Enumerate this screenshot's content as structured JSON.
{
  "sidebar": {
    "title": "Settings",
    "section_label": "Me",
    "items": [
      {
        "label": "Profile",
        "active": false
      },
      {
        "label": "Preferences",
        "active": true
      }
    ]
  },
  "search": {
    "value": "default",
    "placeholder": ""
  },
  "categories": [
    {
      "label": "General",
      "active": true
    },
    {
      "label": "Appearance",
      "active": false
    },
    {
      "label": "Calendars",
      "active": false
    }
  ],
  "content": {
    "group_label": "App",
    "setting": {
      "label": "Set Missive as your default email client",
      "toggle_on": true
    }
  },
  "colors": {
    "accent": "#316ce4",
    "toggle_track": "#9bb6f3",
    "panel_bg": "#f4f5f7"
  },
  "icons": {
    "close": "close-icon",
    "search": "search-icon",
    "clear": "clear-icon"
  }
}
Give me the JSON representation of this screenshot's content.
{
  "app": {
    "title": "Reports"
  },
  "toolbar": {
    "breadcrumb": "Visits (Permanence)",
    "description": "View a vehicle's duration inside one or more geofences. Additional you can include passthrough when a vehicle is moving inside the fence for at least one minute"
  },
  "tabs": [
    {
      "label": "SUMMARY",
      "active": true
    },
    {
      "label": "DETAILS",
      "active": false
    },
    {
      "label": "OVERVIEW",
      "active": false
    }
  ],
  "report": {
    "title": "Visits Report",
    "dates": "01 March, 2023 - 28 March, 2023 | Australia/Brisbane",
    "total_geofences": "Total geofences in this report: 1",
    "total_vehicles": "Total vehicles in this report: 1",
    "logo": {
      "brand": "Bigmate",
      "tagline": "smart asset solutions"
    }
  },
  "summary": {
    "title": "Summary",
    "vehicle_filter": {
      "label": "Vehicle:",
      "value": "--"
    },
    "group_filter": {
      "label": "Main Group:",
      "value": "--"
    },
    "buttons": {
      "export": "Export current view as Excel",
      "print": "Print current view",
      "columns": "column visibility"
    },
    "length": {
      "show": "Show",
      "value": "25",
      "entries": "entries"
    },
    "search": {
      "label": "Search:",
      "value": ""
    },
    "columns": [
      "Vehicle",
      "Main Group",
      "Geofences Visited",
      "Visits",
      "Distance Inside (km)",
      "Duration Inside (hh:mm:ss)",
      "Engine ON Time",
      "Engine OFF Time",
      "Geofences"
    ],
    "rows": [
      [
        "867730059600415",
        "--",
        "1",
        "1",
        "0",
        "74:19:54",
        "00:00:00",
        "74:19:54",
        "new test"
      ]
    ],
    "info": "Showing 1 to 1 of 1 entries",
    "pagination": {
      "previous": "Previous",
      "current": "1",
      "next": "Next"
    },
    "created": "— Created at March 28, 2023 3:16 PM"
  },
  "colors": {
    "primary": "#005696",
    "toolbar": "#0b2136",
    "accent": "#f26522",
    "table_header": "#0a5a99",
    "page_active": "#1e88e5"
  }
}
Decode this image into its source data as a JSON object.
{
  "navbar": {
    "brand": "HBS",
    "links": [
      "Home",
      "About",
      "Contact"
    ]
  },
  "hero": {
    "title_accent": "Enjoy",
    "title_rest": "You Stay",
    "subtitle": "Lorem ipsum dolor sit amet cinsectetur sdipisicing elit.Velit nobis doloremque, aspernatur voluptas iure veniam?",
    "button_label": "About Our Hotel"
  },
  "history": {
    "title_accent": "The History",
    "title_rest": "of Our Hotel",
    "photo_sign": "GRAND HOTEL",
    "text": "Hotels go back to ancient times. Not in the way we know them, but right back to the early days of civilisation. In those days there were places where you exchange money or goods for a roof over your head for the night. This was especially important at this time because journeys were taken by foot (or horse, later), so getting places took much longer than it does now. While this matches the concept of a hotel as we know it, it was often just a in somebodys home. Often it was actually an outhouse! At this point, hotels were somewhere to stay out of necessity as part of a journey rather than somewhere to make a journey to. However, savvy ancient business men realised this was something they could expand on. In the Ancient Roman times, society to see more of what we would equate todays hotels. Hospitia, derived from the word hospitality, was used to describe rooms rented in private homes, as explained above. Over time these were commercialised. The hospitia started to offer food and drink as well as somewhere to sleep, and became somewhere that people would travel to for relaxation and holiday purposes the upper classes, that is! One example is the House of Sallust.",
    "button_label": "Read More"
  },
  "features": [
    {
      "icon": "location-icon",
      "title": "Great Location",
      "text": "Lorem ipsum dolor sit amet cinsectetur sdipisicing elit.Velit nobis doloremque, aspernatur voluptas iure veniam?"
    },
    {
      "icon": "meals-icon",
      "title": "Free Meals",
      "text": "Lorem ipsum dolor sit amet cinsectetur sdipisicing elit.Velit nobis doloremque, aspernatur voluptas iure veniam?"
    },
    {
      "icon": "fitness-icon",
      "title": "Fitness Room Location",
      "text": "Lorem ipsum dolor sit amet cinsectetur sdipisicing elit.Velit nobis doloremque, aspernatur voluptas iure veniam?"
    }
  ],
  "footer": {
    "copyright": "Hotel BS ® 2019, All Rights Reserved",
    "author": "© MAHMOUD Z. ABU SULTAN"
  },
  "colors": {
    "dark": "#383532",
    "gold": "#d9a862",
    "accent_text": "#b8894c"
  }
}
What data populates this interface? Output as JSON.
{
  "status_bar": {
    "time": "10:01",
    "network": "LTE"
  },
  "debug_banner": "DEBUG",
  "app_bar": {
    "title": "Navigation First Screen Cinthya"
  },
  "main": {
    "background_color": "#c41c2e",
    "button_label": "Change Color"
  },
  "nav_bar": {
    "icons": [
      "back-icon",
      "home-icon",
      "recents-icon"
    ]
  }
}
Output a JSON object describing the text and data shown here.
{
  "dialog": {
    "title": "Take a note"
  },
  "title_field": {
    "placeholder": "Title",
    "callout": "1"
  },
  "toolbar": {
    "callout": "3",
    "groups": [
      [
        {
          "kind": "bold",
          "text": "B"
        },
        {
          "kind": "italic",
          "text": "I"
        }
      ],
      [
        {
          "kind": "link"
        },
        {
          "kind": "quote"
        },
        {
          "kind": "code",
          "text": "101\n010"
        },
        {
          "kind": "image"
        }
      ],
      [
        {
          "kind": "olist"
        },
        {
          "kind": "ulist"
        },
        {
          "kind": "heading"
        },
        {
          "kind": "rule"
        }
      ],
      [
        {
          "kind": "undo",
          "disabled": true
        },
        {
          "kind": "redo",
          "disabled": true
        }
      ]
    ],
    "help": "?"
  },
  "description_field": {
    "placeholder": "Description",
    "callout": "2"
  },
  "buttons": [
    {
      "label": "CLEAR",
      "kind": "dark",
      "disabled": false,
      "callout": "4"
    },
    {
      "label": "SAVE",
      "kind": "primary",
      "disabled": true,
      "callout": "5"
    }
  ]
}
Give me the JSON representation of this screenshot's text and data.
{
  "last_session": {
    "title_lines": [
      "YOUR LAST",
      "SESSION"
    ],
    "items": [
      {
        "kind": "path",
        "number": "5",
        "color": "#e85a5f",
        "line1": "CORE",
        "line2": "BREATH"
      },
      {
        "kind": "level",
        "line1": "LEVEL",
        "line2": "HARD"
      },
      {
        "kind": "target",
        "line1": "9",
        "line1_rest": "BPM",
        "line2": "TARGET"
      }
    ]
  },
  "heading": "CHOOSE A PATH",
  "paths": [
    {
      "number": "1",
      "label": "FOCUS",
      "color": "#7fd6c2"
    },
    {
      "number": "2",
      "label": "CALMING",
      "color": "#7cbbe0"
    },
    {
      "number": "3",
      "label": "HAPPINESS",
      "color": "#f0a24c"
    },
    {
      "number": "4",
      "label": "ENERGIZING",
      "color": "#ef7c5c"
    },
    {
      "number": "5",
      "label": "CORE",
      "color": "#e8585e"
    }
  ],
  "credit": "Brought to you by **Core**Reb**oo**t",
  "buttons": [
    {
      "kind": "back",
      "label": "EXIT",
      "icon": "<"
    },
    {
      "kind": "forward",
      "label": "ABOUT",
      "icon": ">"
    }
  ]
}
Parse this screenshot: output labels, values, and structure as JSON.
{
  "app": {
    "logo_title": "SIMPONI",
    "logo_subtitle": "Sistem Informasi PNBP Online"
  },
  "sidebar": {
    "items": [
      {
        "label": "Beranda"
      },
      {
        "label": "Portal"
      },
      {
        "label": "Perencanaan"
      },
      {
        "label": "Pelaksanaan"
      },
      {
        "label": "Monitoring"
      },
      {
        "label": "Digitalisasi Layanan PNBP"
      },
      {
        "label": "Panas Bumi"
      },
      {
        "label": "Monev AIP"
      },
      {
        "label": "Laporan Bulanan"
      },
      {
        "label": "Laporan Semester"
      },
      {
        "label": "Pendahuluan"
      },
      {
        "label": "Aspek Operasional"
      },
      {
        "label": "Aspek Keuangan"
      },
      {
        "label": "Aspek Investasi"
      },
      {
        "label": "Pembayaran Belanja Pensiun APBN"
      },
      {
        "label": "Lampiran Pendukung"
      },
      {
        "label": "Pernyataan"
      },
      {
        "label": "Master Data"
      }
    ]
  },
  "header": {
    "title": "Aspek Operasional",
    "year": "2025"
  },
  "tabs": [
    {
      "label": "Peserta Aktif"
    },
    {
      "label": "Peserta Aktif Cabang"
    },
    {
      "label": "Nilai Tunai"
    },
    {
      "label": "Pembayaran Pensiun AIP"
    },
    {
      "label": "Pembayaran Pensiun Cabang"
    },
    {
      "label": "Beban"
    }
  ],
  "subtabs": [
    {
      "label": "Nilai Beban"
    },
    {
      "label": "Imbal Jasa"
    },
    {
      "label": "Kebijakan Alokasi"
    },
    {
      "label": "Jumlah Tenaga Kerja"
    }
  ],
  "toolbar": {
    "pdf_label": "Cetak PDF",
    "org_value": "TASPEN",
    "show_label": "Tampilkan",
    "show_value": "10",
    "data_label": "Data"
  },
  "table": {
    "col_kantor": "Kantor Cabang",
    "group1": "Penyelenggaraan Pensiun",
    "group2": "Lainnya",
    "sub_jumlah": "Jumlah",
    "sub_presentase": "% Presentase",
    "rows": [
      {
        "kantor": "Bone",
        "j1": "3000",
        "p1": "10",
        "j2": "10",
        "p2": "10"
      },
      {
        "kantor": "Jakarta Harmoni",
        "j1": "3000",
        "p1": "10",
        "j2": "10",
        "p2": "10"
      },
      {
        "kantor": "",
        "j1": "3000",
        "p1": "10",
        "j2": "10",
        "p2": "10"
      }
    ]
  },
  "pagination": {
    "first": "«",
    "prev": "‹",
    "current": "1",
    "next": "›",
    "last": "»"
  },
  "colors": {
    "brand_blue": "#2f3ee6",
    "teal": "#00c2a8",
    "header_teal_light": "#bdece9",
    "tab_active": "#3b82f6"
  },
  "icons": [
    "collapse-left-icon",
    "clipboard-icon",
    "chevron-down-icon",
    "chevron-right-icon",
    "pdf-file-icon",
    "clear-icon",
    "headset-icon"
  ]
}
━━━━━━━━
_Exercise task_
Work out the count of lines containing the word "Give", then write only that count.

_Answer in full_
2